#### Task
Would you restate all the data that follows, word for word?

#### Dataset rows

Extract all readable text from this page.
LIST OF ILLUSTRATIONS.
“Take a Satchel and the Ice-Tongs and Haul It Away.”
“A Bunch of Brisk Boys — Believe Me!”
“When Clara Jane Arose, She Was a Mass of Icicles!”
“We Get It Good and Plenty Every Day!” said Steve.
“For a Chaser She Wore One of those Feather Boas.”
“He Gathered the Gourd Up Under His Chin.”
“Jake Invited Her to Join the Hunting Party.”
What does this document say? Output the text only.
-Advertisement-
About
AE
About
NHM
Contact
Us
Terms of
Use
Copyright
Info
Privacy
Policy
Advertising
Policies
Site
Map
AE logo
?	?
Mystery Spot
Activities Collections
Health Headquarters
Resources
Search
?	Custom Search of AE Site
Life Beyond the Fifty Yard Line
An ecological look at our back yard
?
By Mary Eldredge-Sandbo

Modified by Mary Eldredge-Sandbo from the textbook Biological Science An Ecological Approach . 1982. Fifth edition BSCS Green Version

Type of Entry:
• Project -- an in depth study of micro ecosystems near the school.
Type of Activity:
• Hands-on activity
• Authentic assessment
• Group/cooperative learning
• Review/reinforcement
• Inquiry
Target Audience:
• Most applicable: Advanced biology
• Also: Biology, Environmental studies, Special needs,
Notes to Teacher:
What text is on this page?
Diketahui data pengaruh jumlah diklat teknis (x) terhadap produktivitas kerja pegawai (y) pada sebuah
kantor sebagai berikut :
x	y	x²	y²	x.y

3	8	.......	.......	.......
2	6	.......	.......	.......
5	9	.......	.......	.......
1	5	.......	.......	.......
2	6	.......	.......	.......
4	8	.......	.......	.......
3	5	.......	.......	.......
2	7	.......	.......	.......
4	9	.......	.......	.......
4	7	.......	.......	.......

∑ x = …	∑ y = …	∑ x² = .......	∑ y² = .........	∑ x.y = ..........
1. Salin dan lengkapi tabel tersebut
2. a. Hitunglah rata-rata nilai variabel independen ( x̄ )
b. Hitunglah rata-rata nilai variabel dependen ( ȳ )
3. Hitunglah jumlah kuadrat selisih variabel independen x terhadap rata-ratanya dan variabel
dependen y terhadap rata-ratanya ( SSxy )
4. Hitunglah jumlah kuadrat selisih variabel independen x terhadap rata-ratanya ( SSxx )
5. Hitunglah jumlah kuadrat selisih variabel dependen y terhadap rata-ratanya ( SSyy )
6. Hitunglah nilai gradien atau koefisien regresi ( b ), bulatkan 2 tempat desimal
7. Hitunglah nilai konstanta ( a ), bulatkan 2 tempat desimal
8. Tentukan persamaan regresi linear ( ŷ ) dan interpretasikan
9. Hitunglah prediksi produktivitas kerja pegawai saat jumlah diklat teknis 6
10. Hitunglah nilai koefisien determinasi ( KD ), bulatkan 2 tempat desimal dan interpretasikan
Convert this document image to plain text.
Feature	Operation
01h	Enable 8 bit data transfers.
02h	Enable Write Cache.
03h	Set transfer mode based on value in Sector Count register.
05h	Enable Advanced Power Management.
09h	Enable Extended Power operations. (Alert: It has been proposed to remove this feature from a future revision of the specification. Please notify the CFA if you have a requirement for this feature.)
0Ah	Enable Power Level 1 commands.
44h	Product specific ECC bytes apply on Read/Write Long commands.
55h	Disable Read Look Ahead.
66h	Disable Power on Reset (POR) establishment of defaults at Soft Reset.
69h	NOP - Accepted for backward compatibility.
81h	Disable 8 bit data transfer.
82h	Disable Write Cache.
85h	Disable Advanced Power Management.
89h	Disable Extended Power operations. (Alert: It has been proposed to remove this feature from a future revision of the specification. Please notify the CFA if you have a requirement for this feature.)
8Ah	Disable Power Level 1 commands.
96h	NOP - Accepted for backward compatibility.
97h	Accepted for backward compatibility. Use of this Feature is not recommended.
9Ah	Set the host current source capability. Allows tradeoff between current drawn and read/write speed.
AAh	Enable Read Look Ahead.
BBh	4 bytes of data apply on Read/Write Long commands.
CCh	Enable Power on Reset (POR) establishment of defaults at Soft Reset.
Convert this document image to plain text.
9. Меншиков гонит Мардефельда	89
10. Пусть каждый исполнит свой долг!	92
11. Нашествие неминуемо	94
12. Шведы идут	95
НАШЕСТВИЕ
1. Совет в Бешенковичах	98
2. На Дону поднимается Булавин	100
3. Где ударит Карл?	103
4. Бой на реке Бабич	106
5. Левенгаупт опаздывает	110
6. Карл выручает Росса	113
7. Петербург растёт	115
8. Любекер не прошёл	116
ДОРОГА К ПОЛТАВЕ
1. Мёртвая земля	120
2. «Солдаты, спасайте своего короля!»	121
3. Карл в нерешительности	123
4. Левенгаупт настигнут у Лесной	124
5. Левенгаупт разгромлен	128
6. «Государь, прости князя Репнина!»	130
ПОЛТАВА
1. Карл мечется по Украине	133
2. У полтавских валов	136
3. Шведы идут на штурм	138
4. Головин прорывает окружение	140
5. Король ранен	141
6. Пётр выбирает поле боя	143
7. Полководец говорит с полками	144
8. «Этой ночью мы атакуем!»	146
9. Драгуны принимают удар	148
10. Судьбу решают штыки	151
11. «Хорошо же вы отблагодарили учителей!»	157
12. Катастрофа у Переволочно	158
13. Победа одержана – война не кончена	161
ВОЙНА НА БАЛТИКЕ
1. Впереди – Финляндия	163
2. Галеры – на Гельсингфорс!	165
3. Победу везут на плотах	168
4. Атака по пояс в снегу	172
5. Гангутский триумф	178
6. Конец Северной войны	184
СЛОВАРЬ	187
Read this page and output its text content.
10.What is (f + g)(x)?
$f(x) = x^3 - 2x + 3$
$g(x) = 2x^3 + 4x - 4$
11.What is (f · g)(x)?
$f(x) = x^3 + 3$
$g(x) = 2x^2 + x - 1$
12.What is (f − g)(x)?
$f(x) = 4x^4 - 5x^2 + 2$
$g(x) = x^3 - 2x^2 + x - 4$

#### Worked solution
Extract all readable text from this page.
LIST OF ILLUSTRATIONS.
“Take a Satchel and the Ice-Tongs and Haul It Away.”
“A Bunch of Brisk Boys — Believe Me!”
“When Clara Jane Arose, She Was a Mass of Icicles!”
“We Get It Good and Plenty Every Day!” said Steve.
“For a Chaser She Wore One of those Feather Boas.”
“He Gathered the Gourd Up Under His Chin.”
“Jake Invited Her to Join the Hunting Party.”
What does this document say? Output the text only.
-Advertisement-
About
AE
About
NHM
Contact
Us
Terms of
Use
Copyright
Info
Privacy
Policy
Advertising
Policies
Site
Map
AE logo
?	?
Mystery Spot
Activities Collections
Health Headquarters
Resources
Search
?	Custom Search of AE Site
Life Beyond the Fifty Yard Line
An ecological look at our back yard
?
By Mary Eldredge-Sandbo

Modified by Mary Eldredge-Sandbo from the textbook Biological Science An Ecological Approach . 1982. Fifth edition BSCS Green Version

Type of Entry:
• Project -- an in depth study of micro ecosystems near the school.
Type of Activity:
• Hands-on activity
• Authentic assessment
• Group/cooperative learning
• Review/reinforcement
• Inquiry
Target Audience:
• Most applicable: Advanced biology
• Also: Biology, Environmental studies, Special needs,
Notes to Teacher:
What text is on this page?
Diketahui data pengaruh jumlah diklat teknis (x) terhadap produktivitas kerja pegawai (y) pada sebuah
kantor sebagai berikut :
x	y	x²	y²	x.y

3	8	.......	.......	.......
2	6	.......	.......	.......
5	9	.......	.......	.......
1	5	.......	.......	.......
2	6	.......	.......	.......
4	8	.......	.......	.......
3	5	.......	.......	.......
2	7	.......	.......	.......
4	9	.......	.......	.......
4	7	.......	.......	.......

∑ x = …	∑ y = …	∑ x² = .......	∑ y² = .........	∑ x.y = ..........
1. Salin dan lengkapi tabel tersebut
2. a. Hitunglah rata-rata nilai variabel independen ( x̄ )
b. Hitunglah rata-rata nilai variabel dependen ( ȳ )
3. Hitunglah jumlah kuadrat selisih variabel independen x terhadap rata-ratanya dan variabel
dependen y terhadap rata-ratanya ( SSxy )
4. Hitunglah jumlah kuadrat selisih variabel independen x terhadap rata-ratanya ( SSxx )
5. Hitunglah jumlah kuadrat selisih variabel dependen y terhadap rata-ratanya ( SSyy )
6. Hitunglah nilai gradien atau koefisien regresi ( b ), bulatkan 2 tempat desimal
7. Hitunglah nilai konstanta ( a ), bulatkan 2 tempat desimal
8. Tentukan persamaan regresi linear ( ŷ ) dan interpretasikan
9. Hitunglah prediksi produktivitas kerja pegawai saat jumlah diklat teknis 6
10. Hitunglah nilai koefisien determinasi ( KD ), bulatkan 2 tempat desimal dan interpretasikan
Convert this document image to plain text.
Feature	Operation
01h	Enable 8 bit data transfers.
02h	Enable Write Cache.
03h	Set transfer mode based on value in Sector Count register.
05h	Enable Advanced Power Management.
09h	Enable Extended Power operations. (Alert: It has been proposed to remove this feature from a future revision of the specification. Please notify the CFA if you have a requirement for this feature.)
0Ah	Enable Power Level 1 commands.
44h	Product specific ECC bytes apply on Read/Write Long commands.
55h	Disable Read Look Ahead.
66h	Disable Power on Reset (POR) establishment of defaults at Soft Reset.
69h	NOP - Accepted for backward compatibility.
81h	Disable 8 bit data transfer.
82h	Disable Write Cache.
85h	Disable Advanced Power Management.
89h	Disable Extended Power operations. (Alert: It has been proposed to remove this feature from a future revision of the specification. Please notify the CFA if you have a requirement for this feature.)
8Ah	Disable Power Level 1 commands.
96h	NOP - Accepted for backward compatibility.
97h	Accepted for backward compatibility. Use of this Feature is not recommended.
9Ah	Set the host current source capability. Allows tradeoff between current drawn and read/write speed.
AAh	Enable Read Look Ahead.
BBh	4 bytes of data apply on Read/Write Long commands.
CCh	Enable Power on Reset (POR) establishment of defaults at Soft Reset.
Convert this document image to plain text.
9. Меншиков гонит Мардефельда	89
10. Пусть каждый исполнит свой долг!	92
11. Нашествие неминуемо	94
12. Шведы идут	95
НАШЕСТВИЕ
1. Совет в Бешенковичах	98
2. На Дону поднимается Булавин	100
3. Где ударит Карл?	103
4. Бой на реке Бабич	106
5. Левенгаупт опаздывает	110
6. Карл выручает Росса	113
7. Петербург растёт	115
8. Любекер не прошёл	116
ДОРОГА К ПОЛТАВЕ
1. Мёртвая земля	120
2. «Солдаты, спасайте своего короля!»	121
3. Карл в нерешительности	123
4. Левенгаупт настигнут у Лесной	124
5. Левенгаупт разгромлен	128
6. «Государь, прости князя Репнина!»	130
ПОЛТАВА
1. Карл мечется по Украине	133
2. У полтавских валов	136
3. Шведы идут на штурм	138
4. Головин прорывает окружение	140
5. Король ранен	141
6. Пётр выбирает поле боя	143
7. Полководец говорит с полками	144
8. «Этой ночью мы атакуем!»	146
9. Драгуны принимают удар	148
10. Судьбу решают штыки	151
11. «Хорошо же вы отблагодарили учителей!»	157
12. Катастрофа у Переволочно	158
13. Победа одержана – война не кончена	161
ВОЙНА НА БАЛТИКЕ
1. Впереди – Финляндия	163
2. Галеры – на Гельсингфорс!	165
3. Победу везут на плотах	168
4. Атака по пояс в снегу	172
5. Гангутский триумф	178
6. Конец Северной войны	184
СЛОВАРЬ	187
Read this page and output its text content.
10.What is (f + g)(x)?
$f(x) = x^3 - 2x + 3$
$g(x) = 2x^3 + 4x - 4$
11.What is (f · g)(x)?
$f(x) = x^3 + 3$
$g(x) = 2x^2 + x - 1$
12.What is (f − g)(x)?
$f(x) = 4x^4 - 5x^2 + 2$
$g(x) = x^3 - 2x^2 + x - 4$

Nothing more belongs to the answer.